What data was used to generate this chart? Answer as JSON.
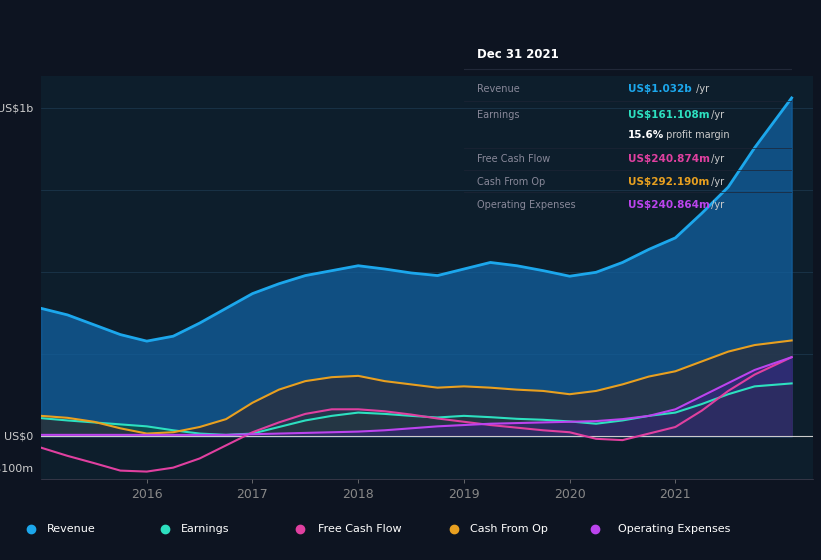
{
  "bg_color": "#0d1421",
  "plot_bg_color": "#0d1e2c",
  "title_text": "Dec 31 2021",
  "ylim": [
    -130,
    1100
  ],
  "xlim": [
    2015.0,
    2022.3
  ],
  "legend_entries": [
    "Revenue",
    "Earnings",
    "Free Cash Flow",
    "Cash From Op",
    "Operating Expenses"
  ],
  "legend_colors": [
    "#1ca7ec",
    "#2de0c0",
    "#e040a0",
    "#e8a020",
    "#bb44ee"
  ],
  "x": [
    2015.0,
    2015.25,
    2015.5,
    2015.75,
    2016.0,
    2016.25,
    2016.5,
    2016.75,
    2017.0,
    2017.25,
    2017.5,
    2017.75,
    2018.0,
    2018.25,
    2018.5,
    2018.75,
    2019.0,
    2019.25,
    2019.5,
    2019.75,
    2020.0,
    2020.25,
    2020.5,
    2020.75,
    2021.0,
    2021.25,
    2021.5,
    2021.75,
    2022.1
  ],
  "revenue": [
    390,
    370,
    340,
    310,
    290,
    305,
    345,
    390,
    435,
    465,
    490,
    505,
    520,
    510,
    498,
    490,
    510,
    530,
    520,
    505,
    488,
    500,
    530,
    570,
    605,
    680,
    760,
    880,
    1032
  ],
  "earnings": [
    55,
    48,
    42,
    36,
    30,
    18,
    8,
    4,
    8,
    28,
    48,
    62,
    72,
    68,
    62,
    57,
    62,
    58,
    53,
    50,
    45,
    38,
    48,
    62,
    72,
    98,
    128,
    152,
    161
  ],
  "free_cash_flow": [
    -35,
    -60,
    -82,
    -105,
    -108,
    -96,
    -68,
    -28,
    12,
    42,
    68,
    82,
    82,
    76,
    66,
    54,
    44,
    34,
    26,
    18,
    12,
    -8,
    -12,
    8,
    28,
    78,
    138,
    188,
    241
  ],
  "cash_from_op": [
    62,
    56,
    44,
    24,
    8,
    12,
    28,
    52,
    102,
    142,
    168,
    180,
    184,
    168,
    158,
    148,
    152,
    148,
    142,
    138,
    128,
    138,
    158,
    182,
    198,
    228,
    258,
    278,
    292
  ],
  "operating_expenses": [
    4,
    4,
    4,
    4,
    4,
    4,
    4,
    4,
    6,
    8,
    10,
    12,
    14,
    18,
    24,
    30,
    34,
    38,
    40,
    42,
    44,
    46,
    52,
    62,
    82,
    122,
    162,
    202,
    241
  ],
  "info_rows": [
    {
      "label": "Revenue",
      "value": "US$1.032b /yr",
      "lcolor": "#888899",
      "vcolor": "#1ca7ec"
    },
    {
      "label": "Earnings",
      "value": "US$161.108m /yr",
      "lcolor": "#888899",
      "vcolor": "#2de0c0"
    },
    {
      "label": "",
      "value": "15.6% profit margin",
      "lcolor": "",
      "vcolor": "#ffffff"
    },
    {
      "label": "Free Cash Flow",
      "value": "US$240.874m /yr",
      "lcolor": "#888899",
      "vcolor": "#e040a0"
    },
    {
      "label": "Cash From Op",
      "value": "US$292.190m /yr",
      "lcolor": "#888899",
      "vcolor": "#e8a020"
    },
    {
      "label": "Operating Expenses",
      "value": "US$240.864m /yr",
      "lcolor": "#888899",
      "vcolor": "#bb44ee"
    }
  ]
}
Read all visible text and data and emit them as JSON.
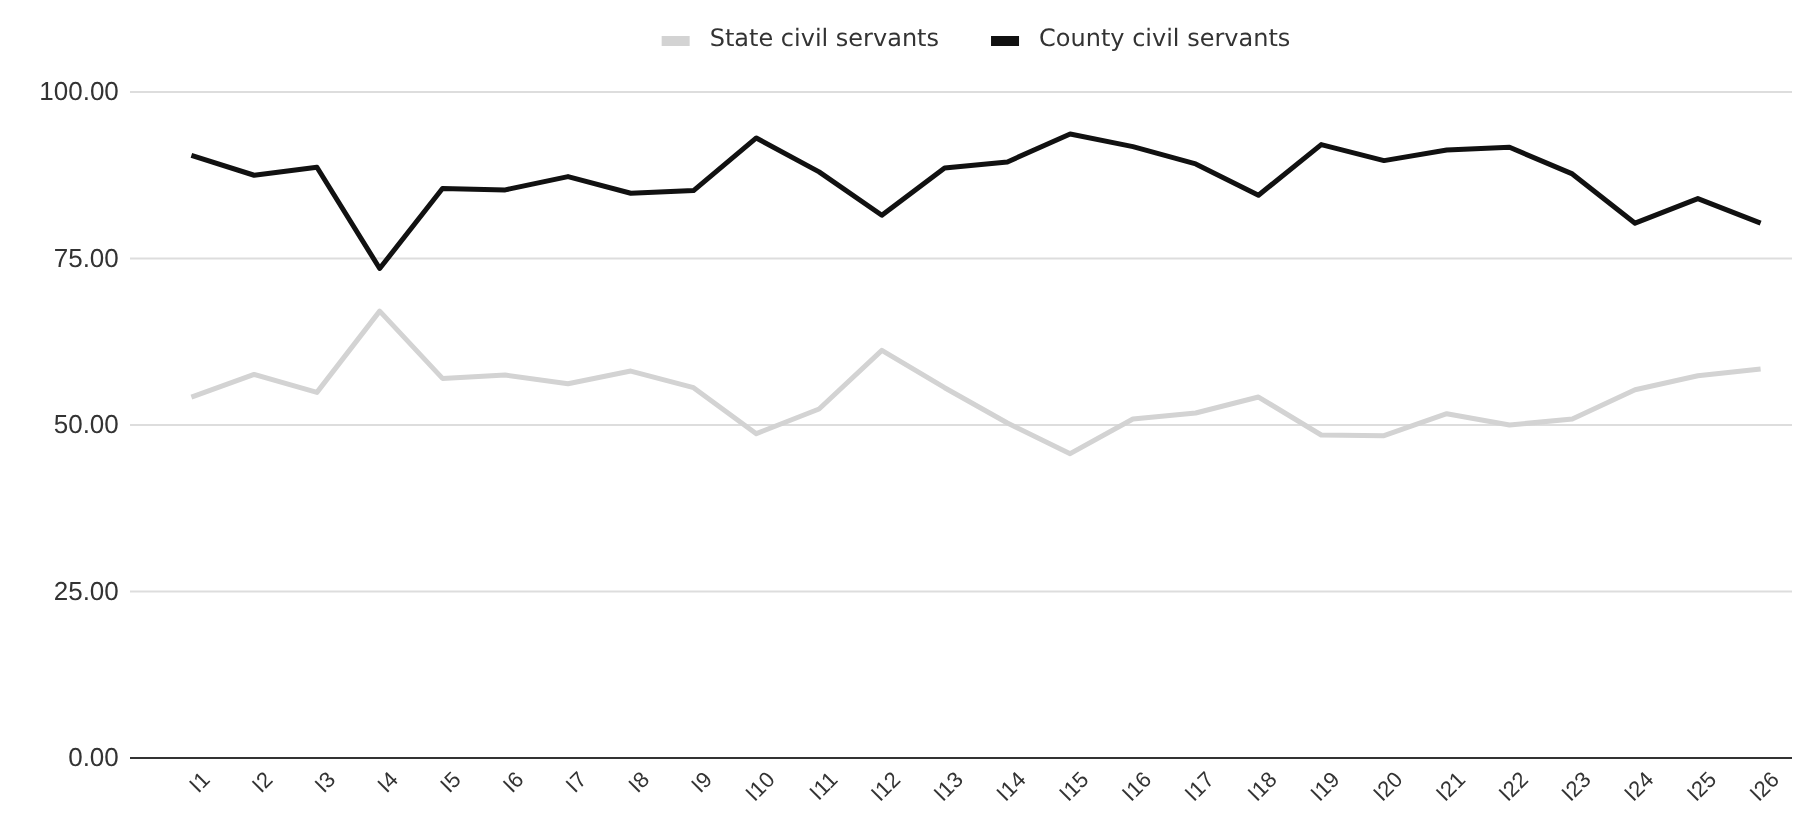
{
  "chart_data": {
    "type": "line",
    "categories": [
      "I1",
      "I2",
      "I3",
      "I4",
      "I5",
      "I6",
      "I7",
      "I8",
      "I9",
      "I10",
      "I11",
      "I12",
      "I13",
      "I14",
      "I15",
      "I16",
      "I17",
      "I18",
      "I19",
      "I20",
      "I21",
      "I22",
      "I23",
      "I24",
      "I25",
      "I26"
    ],
    "series": [
      {
        "name": "State civil servants",
        "color": "#d3d3d3",
        "values": [
          54.2,
          57.6,
          54.9,
          67.1,
          57.0,
          57.5,
          56.2,
          58.1,
          55.6,
          48.7,
          52.4,
          61.2,
          55.6,
          50.3,
          45.7,
          50.9,
          51.8,
          54.2,
          48.5,
          48.4,
          51.7,
          50.0,
          50.9,
          55.3,
          57.4,
          58.4
        ]
      },
      {
        "name": "County civil servants",
        "color": "#111111",
        "values": [
          90.5,
          87.5,
          88.7,
          73.5,
          85.5,
          85.3,
          87.3,
          84.8,
          85.2,
          93.1,
          88.0,
          81.5,
          88.6,
          89.5,
          93.7,
          91.8,
          89.2,
          84.5,
          92.1,
          89.7,
          91.3,
          91.7,
          87.7,
          80.3,
          84.0,
          80.3
        ]
      }
    ],
    "ylim": [
      0,
      100
    ],
    "yticks": [
      {
        "value": 0,
        "label": "0.00"
      },
      {
        "value": 25,
        "label": "25.00"
      },
      {
        "value": 50,
        "label": "50.00"
      },
      {
        "value": 75,
        "label": "75.00"
      },
      {
        "value": 100,
        "label": "100.00"
      }
    ],
    "grid": "y",
    "legend": "top",
    "marker": "none",
    "line_style": "solid"
  }
}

■ **Task details**: From the entries above, return each line with the word "vcolor" in it.

■ **Completed task**:
      "vcolor": "#1ca7ec"
      "vcolor": "#2de0c0"
      "vcolor": "#ffffff"
      "vcolor": "#e040a0"
      "vcolor": "#e8a020"
      "vcolor": "#bb44ee"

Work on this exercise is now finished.